▽

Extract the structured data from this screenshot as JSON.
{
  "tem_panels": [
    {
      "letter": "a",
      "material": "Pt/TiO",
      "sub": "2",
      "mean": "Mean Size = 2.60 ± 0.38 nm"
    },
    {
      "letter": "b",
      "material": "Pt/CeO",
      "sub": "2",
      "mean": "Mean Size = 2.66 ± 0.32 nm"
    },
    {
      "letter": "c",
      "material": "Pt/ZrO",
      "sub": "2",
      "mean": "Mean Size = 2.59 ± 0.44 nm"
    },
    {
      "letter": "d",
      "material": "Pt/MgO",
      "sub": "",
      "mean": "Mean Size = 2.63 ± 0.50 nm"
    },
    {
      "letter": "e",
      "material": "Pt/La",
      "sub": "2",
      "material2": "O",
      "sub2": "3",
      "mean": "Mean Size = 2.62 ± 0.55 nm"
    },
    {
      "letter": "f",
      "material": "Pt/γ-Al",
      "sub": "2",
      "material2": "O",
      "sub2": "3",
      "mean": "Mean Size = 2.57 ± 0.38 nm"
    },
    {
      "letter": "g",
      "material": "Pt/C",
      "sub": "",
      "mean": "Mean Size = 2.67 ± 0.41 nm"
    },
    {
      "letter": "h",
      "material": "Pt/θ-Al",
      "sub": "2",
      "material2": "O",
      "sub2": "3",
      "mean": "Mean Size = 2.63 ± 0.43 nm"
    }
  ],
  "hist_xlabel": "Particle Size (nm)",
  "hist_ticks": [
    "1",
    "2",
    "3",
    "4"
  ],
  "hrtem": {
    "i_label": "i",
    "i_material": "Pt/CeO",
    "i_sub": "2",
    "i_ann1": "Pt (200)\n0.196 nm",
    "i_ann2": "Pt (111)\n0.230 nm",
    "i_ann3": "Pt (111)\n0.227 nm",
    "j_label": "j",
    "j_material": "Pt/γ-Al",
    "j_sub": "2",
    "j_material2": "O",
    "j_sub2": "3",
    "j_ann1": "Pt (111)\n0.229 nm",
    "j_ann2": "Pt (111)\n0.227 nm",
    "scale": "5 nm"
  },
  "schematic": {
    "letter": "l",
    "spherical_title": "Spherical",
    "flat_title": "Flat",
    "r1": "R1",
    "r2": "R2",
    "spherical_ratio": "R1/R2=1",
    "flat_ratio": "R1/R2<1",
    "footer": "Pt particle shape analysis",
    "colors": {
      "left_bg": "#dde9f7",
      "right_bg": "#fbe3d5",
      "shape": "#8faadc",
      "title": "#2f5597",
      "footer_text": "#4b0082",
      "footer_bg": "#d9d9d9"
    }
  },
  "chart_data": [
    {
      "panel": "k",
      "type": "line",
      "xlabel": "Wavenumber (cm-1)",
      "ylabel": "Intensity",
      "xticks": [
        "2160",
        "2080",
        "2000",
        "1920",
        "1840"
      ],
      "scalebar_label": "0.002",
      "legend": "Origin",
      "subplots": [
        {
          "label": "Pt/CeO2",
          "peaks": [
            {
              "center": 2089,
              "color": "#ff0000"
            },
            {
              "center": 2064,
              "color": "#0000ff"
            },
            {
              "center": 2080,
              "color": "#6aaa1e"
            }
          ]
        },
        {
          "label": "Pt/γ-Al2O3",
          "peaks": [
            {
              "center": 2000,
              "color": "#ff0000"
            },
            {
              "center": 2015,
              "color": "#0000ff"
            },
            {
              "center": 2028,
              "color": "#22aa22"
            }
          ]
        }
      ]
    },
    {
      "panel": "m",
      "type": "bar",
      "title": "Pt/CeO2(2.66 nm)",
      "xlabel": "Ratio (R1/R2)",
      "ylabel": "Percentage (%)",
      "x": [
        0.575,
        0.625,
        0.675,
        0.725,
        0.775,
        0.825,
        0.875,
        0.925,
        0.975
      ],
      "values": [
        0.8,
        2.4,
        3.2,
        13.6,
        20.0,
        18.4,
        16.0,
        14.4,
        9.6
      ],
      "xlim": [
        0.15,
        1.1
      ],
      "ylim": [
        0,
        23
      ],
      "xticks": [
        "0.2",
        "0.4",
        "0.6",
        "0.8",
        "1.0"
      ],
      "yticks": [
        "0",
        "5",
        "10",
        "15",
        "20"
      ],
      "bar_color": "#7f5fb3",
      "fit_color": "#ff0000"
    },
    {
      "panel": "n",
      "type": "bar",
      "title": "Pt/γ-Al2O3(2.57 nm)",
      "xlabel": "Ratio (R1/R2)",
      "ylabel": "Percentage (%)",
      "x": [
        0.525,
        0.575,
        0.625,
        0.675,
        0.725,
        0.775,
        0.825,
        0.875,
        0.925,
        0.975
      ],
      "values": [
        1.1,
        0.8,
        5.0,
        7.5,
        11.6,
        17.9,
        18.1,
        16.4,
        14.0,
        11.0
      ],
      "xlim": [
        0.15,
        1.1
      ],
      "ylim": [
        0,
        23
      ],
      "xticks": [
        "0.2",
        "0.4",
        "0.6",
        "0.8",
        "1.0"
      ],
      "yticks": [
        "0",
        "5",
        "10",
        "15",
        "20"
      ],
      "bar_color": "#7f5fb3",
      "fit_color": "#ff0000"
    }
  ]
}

△

[Set task] Without leaving anything out, quote all the data.

[Task response]
Extract the structured data from this screenshot as JSON.
{
  "tem_panels": [
    {
      "letter": "a",
      "material": "Pt/TiO",
      "sub": "2",
      "mean": "Mean Size = 2.60 ± 0.38 nm"
    },
    {
      "letter": "b",
      "material": "Pt/CeO",
      "sub": "2",
      "mean": "Mean Size = 2.66 ± 0.32 nm"
    },
    {
      "letter": "c",
      "material": "Pt/ZrO",
      "sub": "2",
      "mean": "Mean Size = 2.59 ± 0.44 nm"
    },
    {
      "letter": "d",
      "material": "Pt/MgO",
      "sub": "",
      "mean": "Mean Size = 2.63 ± 0.50 nm"
    },
    {
      "letter": "e",
      "material": "Pt/La",
      "sub": "2",
      "material2": "O",
      "sub2": "3",
      "mean": "Mean Size = 2.62 ± 0.55 nm"
    },
    {
      "letter": "f",
      "material": "Pt/γ-Al",
      "sub": "2",
      "material2": "O",
      "sub2": "3",
      "mean": "Mean Size = 2.57 ± 0.38 nm"
    },
    {
      "letter": "g",
      "material": "Pt/C",
      "sub": "",
      "mean": "Mean Size = 2.67 ± 0.41 nm"
    },
    {
      "letter": "h",
      "material": "Pt/θ-Al",
      "sub": "2",
      "material2": "O",
      "sub2": "3",
      "mean": "Mean Size = 2.63 ± 0.43 nm"
    }
  ],
  "hist_xlabel": "Particle Size (nm)",
  "hist_ticks": [
    "1",
    "2",
    "3",
    "4"
  ],
  "hrtem": {
    "i_label": "i",
    "i_material": "Pt/CeO",
    "i_sub": "2",
    "i_ann1": "Pt (200)\n0.196 nm",
    "i_ann2": "Pt (111)\n0.230 nm",
    "i_ann3": "Pt (111)\n0.227 nm",
    "j_label": "j",
    "j_material": "Pt/γ-Al",
    "j_sub": "2",
    "j_material2": "O",
    "j_sub2": "3",
    "j_ann1": "Pt (111)\n0.229 nm",
    "j_ann2": "Pt (111)\n0.227 nm",
    "scale": "5 nm"
  },
  "schematic": {
    "letter": "l",
    "spherical_title": "Spherical",
    "flat_title": "Flat",
    "r1": "R1",
    "r2": "R2",
    "spherical_ratio": "R1/R2=1",
    "flat_ratio": "R1/R2<1",
    "footer": "Pt particle shape analysis",
    "colors": {
      "left_bg": "#dde9f7",
      "right_bg": "#fbe3d5",
      "shape": "#8faadc",
      "title": "#2f5597",
      "footer_text": "#4b0082",
      "footer_bg": "#d9d9d9"
    }
  },
  "chart_data": [
    {
      "panel": "k",
      "type": "line",
      "xlabel": "Wavenumber (cm-1)",
      "ylabel": "Intensity",
      "xticks": [
        "2160",
        "2080",
        "2000",
        "1920",
        "1840"
      ],
      "scalebar_label": "0.002",
      "legend": "Origin",
      "subplots": [
        {
          "label": "Pt/CeO2",
          "peaks": [
            {
              "center": 2089,
              "color": "#ff0000"
            },
            {
              "center": 2064,
              "color": "#0000ff"
            },
            {
              "center": 2080,
              "color": "#6aaa1e"
            }
          ]
        },
        {
          "label": "Pt/γ-Al2O3",
          "peaks": [
            {
              "center": 2000,
              "color": "#ff0000"
            },
            {
              "center": 2015,
              "color": "#0000ff"
            },
            {
              "center": 2028,
              "color": "#22aa22"
            }
          ]
        }
      ]
    },
    {
      "panel": "m",
      "type": "bar",
      "title": "Pt/CeO2(2.66 nm)",
      "xlabel": "Ratio (R1/R2)",
      "ylabel": "Percentage (%)",
      "x": [
        0.575,
        0.625,
        0.675,
        0.725,
        0.775,
        0.825,
        0.875,
        0.925,
        0.975
      ],
      "values": [
        0.8,
        2.4,
        3.2,
        13.6,
        20.0,
        18.4,
        16.0,
        14.4,
        9.6
      ],
      "xlim": [
        0.15,
        1.1
      ],
      "ylim": [
        0,
        23
      ],
      "xticks": [
        "0.2",
        "0.4",
        "0.6",
        "0.8",
        "1.0"
      ],
      "yticks": [
        "0",
        "5",
        "10",
        "15",
        "20"
      ],
      "bar_color": "#7f5fb3",
      "fit_color": "#ff0000"
    },
    {
      "panel": "n",
      "type": "bar",
      "title": "Pt/γ-Al2O3(2.57 nm)",
      "xlabel": "Ratio (R1/R2)",
      "ylabel": "Percentage (%)",
      "x": [
        0.525,
        0.575,
        0.625,
        0.675,
        0.725,
        0.775,
        0.825,
        0.875,
        0.925,
        0.975
      ],
      "values": [
        1.1,
        0.8,
        5.0,
        7.5,
        11.6,
        17.9,
        18.1,
        16.4,
        14.0,
        11.0
      ],
      "xlim": [
        0.15,
        1.1
      ],
      "ylim": [
        0,
        23
      ],
      "xticks": [
        "0.2",
        "0.4",
        "0.6",
        "0.8",
        "1.0"
      ],
      "yticks": [
        "0",
        "5",
        "10",
        "15",
        "20"
      ],
      "bar_color": "#7f5fb3",
      "fit_color": "#ff0000"
    }
  ]
}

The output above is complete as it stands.